## Figure data in JSON
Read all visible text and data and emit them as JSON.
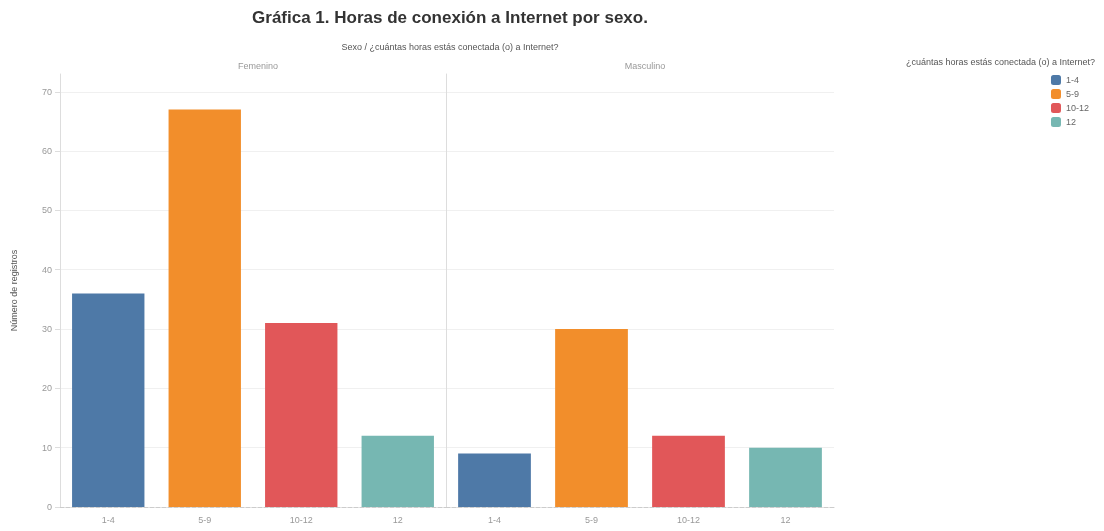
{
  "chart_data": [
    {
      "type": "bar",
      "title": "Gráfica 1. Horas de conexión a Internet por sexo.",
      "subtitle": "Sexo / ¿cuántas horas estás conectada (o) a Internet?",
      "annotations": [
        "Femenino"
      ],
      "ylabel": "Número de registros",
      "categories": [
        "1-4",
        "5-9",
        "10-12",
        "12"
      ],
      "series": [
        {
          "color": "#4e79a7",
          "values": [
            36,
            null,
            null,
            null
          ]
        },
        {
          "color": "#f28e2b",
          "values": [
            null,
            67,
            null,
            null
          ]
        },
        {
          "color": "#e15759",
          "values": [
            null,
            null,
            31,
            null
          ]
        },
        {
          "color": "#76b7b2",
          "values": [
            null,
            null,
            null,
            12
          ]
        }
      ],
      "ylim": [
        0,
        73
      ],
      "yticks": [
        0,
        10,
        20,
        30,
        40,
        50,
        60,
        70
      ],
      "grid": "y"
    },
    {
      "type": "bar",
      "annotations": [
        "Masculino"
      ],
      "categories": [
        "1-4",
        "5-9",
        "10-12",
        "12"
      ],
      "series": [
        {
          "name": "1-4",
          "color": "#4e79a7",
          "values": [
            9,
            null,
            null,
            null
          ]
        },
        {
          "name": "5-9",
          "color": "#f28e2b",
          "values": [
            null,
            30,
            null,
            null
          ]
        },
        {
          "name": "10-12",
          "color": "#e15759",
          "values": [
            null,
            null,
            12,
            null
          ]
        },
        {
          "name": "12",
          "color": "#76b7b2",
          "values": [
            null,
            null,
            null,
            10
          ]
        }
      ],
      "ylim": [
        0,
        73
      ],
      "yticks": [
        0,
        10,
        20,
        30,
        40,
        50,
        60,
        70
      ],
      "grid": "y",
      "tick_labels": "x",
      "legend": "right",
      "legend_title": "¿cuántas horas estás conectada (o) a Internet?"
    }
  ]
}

* * *

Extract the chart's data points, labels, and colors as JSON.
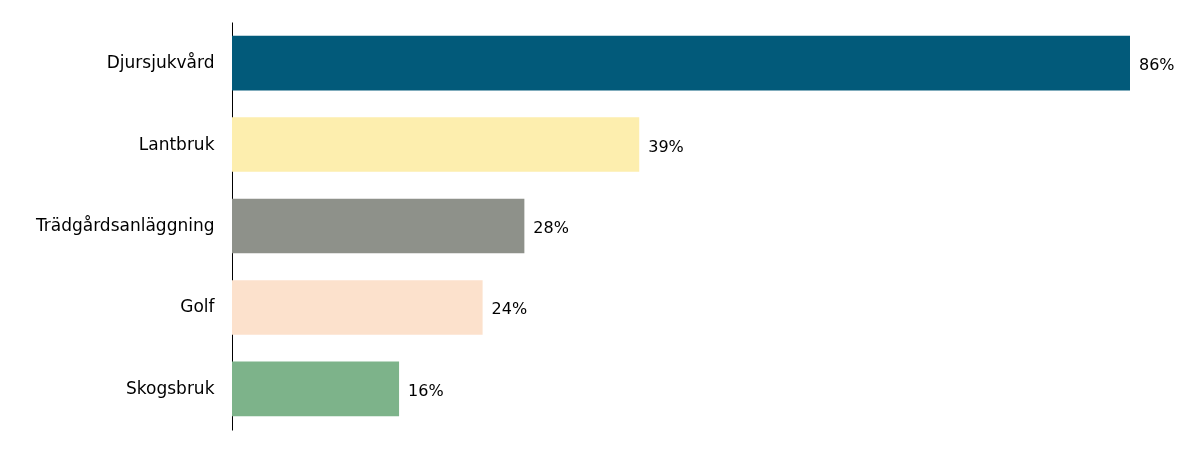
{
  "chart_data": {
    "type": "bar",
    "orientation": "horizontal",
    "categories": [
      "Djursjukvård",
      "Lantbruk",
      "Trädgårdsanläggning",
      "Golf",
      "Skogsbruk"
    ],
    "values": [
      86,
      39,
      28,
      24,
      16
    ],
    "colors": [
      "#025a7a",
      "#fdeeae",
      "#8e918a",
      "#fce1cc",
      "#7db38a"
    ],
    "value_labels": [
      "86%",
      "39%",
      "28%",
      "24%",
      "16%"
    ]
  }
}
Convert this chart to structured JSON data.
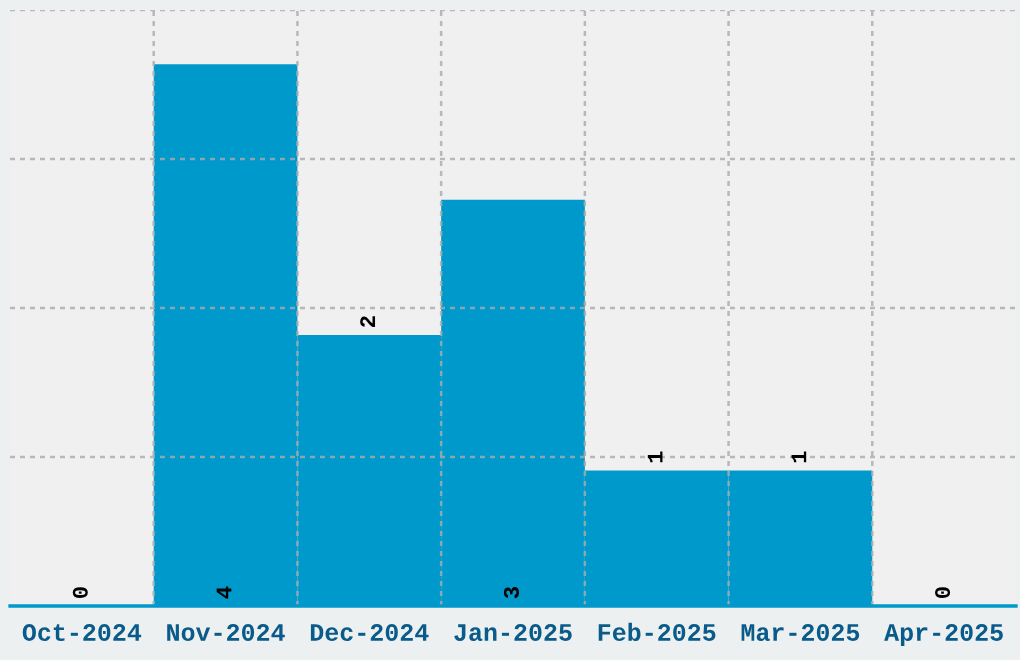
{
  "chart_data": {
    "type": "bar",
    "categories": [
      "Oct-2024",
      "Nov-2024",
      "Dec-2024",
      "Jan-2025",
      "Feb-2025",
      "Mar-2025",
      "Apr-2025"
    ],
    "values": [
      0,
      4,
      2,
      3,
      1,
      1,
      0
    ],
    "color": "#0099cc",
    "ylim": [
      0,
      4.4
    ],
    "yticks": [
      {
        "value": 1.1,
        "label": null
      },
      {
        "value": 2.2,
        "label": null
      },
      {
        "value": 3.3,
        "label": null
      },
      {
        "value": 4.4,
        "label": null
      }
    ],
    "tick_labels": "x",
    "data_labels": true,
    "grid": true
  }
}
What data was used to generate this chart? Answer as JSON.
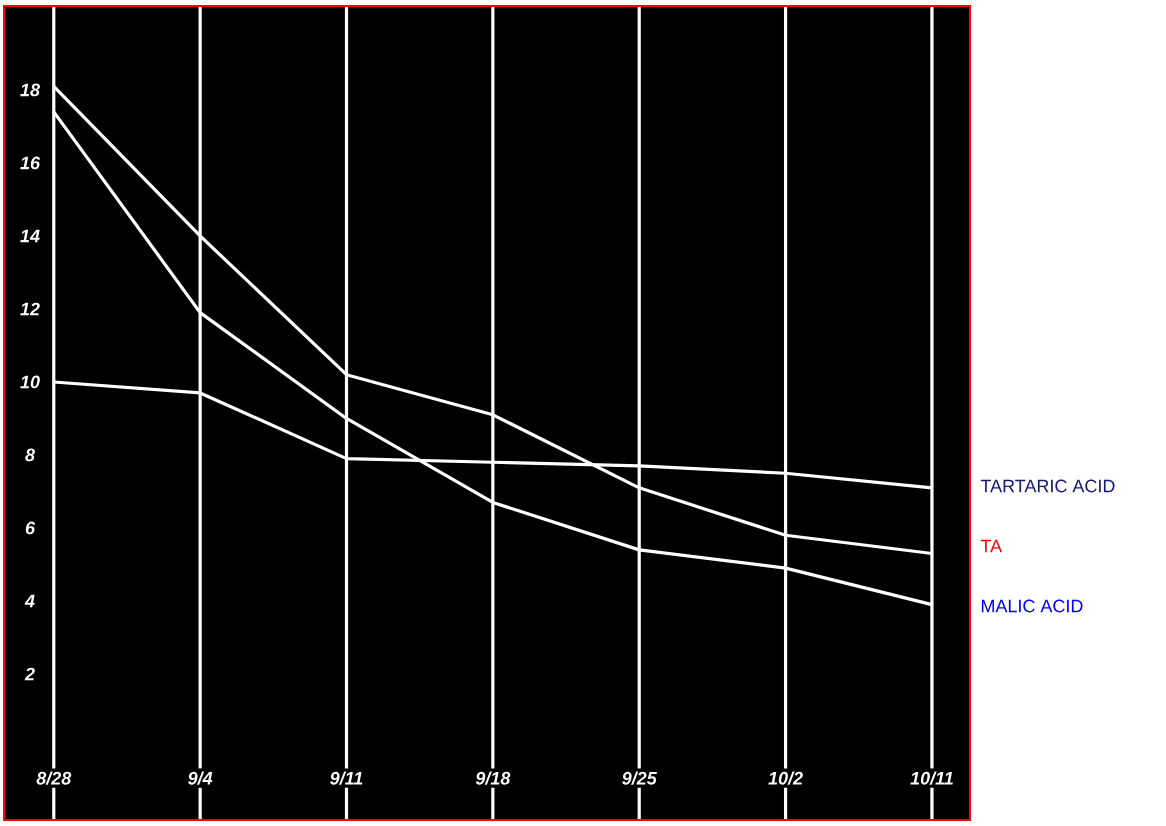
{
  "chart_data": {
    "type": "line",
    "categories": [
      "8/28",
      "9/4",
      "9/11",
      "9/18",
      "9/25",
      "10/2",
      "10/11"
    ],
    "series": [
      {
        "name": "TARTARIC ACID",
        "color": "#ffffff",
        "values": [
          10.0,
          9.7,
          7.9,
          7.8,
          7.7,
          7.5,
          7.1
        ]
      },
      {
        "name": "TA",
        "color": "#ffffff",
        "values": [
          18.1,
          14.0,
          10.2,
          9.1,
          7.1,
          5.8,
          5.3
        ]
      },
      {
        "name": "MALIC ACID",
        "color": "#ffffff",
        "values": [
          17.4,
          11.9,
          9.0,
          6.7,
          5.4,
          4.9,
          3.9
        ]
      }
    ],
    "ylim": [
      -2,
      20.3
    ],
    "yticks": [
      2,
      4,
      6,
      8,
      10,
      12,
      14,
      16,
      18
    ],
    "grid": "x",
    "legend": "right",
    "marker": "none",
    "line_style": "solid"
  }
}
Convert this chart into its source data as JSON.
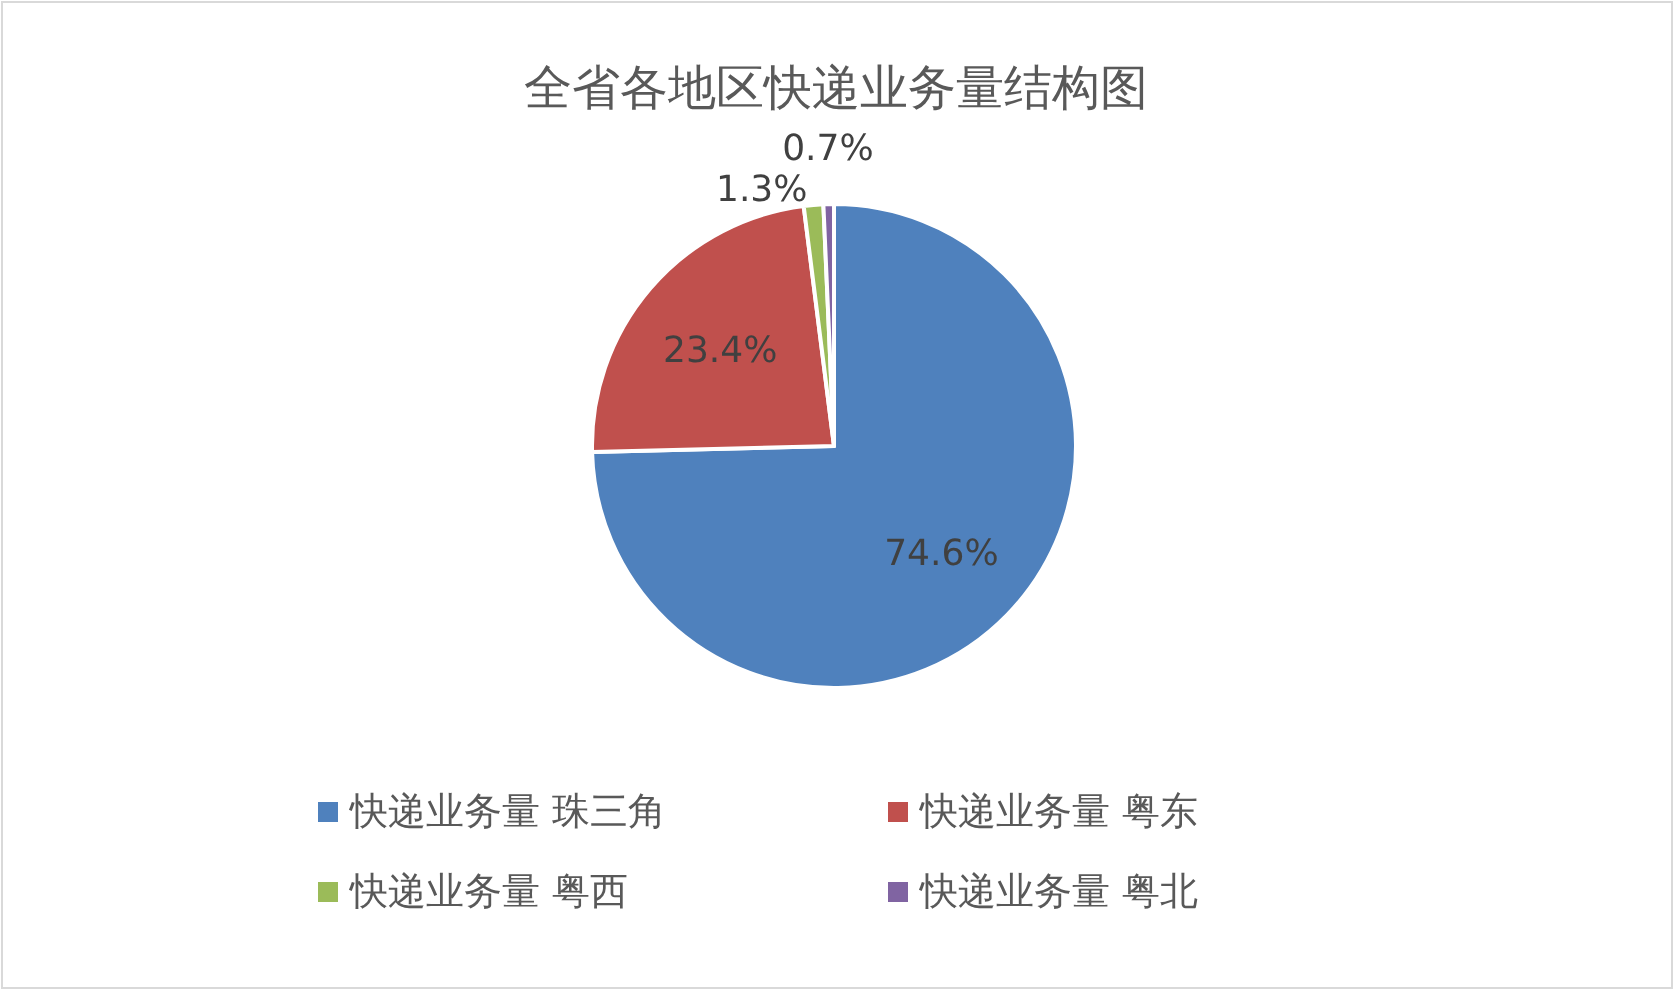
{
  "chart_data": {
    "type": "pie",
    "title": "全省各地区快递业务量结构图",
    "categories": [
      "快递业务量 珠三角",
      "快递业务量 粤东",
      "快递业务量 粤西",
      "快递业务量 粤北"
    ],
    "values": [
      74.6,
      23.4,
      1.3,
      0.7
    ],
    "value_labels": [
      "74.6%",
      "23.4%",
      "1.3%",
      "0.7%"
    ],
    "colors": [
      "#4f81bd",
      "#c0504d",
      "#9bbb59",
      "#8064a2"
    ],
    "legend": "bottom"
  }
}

## WHAT YOU HAVE TO DO
Sift through the entries and copy every line with "estás".

## SOLUTION TO THIS TASK
      "subtitle": "Sexo / ¿cuántas horas estás conectada (o) a Internet?",
      "legend_title": "¿cuántas horas estás conectada (o) a Internet?"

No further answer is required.